Collected data

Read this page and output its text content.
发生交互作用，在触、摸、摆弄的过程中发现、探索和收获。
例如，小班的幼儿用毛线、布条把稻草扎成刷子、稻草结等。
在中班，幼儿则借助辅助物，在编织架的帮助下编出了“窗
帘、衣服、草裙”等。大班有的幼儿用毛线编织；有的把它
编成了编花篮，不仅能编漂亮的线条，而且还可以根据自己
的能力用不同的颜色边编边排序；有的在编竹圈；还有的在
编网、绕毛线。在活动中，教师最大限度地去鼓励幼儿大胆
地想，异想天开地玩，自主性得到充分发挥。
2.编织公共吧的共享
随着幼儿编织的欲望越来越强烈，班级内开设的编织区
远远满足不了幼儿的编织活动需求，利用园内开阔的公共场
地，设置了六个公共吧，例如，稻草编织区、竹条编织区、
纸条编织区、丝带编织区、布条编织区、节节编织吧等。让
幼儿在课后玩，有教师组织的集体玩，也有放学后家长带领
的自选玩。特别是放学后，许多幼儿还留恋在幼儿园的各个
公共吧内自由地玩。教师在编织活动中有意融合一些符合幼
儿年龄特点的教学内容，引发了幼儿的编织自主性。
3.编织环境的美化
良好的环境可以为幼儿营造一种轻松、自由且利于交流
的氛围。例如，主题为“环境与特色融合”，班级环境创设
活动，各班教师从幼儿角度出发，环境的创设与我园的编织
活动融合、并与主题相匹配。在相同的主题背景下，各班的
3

Problem requirements
Return the full listing, character for character.

Final answer
Read this page and output its text content.
发生交互作用，在触、摸、摆弄的过程中发现、探索和收获。
例如，小班的幼儿用毛线、布条把稻草扎成刷子、稻草结等。
在中班，幼儿则借助辅助物，在编织架的帮助下编出了“窗
帘、衣服、草裙”等。大班有的幼儿用毛线编织；有的把它
编成了编花篮，不仅能编漂亮的线条，而且还可以根据自己
的能力用不同的颜色边编边排序；有的在编竹圈；还有的在
编网、绕毛线。在活动中，教师最大限度地去鼓励幼儿大胆
地想，异想天开地玩，自主性得到充分发挥。
2.编织公共吧的共享
随着幼儿编织的欲望越来越强烈，班级内开设的编织区
远远满足不了幼儿的编织活动需求，利用园内开阔的公共场
地，设置了六个公共吧，例如，稻草编织区、竹条编织区、
纸条编织区、丝带编织区、布条编织区、节节编织吧等。让
幼儿在课后玩，有教师组织的集体玩，也有放学后家长带领
的自选玩。特别是放学后，许多幼儿还留恋在幼儿园的各个
公共吧内自由地玩。教师在编织活动中有意融合一些符合幼
儿年龄特点的教学内容，引发了幼儿的编织自主性。
3.编织环境的美化
良好的环境可以为幼儿营造一种轻松、自由且利于交流
的氛围。例如，主题为“环境与特色融合”，班级环境创设
活动，各班教师从幼儿角度出发，环境的创设与我园的编织
活动融合、并与主题相匹配。在相同的主题背景下，各班的
3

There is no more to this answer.